• Problem statement
Using the listing below, select the lines with the word "Observe" and copy them.

++++

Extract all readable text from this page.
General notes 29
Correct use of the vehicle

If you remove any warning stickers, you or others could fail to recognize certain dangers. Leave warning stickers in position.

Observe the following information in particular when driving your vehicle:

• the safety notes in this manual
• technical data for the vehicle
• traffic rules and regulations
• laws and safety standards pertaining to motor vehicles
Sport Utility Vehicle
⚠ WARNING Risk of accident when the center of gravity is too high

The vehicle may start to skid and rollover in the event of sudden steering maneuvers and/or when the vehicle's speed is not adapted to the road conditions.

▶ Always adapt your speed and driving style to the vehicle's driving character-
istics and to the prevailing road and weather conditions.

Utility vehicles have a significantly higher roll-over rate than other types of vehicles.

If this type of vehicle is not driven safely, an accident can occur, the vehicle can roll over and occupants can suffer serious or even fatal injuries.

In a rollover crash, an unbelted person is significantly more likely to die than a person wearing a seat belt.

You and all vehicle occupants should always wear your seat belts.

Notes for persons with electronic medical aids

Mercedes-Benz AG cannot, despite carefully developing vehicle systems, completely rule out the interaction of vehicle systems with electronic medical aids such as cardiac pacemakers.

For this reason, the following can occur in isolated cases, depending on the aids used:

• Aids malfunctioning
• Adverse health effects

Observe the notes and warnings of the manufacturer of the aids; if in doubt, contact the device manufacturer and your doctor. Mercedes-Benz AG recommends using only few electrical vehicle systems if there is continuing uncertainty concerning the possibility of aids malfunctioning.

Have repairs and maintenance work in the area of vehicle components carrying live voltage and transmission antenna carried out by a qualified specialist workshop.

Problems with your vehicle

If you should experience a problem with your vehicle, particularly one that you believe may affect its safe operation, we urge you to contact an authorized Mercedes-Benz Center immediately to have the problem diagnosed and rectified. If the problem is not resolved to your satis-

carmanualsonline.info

++++

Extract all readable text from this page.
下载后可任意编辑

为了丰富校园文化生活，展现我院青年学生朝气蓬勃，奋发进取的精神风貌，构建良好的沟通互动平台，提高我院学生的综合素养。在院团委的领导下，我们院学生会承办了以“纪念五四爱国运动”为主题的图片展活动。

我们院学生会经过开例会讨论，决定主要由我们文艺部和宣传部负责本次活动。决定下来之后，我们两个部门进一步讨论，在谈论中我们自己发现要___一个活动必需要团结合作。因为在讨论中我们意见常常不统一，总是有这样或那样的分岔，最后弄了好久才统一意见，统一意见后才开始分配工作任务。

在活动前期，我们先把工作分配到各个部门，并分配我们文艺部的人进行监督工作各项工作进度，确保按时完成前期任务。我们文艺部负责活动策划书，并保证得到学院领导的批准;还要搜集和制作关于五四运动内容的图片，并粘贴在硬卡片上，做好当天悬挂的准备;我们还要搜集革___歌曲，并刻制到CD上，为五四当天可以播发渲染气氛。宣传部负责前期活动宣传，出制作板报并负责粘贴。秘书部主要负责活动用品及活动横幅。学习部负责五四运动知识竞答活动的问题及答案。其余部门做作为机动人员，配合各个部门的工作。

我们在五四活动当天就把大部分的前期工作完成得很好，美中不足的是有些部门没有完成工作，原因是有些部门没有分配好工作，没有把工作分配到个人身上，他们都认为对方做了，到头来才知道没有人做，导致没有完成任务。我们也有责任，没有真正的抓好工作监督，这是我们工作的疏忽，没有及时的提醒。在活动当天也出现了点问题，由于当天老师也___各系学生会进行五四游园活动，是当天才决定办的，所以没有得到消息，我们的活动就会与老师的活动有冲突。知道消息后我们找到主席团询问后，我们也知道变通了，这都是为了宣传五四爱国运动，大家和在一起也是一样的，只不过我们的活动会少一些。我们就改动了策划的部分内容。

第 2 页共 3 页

++++

• Answer to the exercise
Observe the following information in particular when driving your vehicle:
Observe the notes and warnings of the manufacturer of the aids; if in doubt, contact the device manufacturer and your doctor. Mercedes-Benz AG recommends using only few electrical vehicle systems if there is continuing uncertainty concerning the possibility of aids malfunctioning.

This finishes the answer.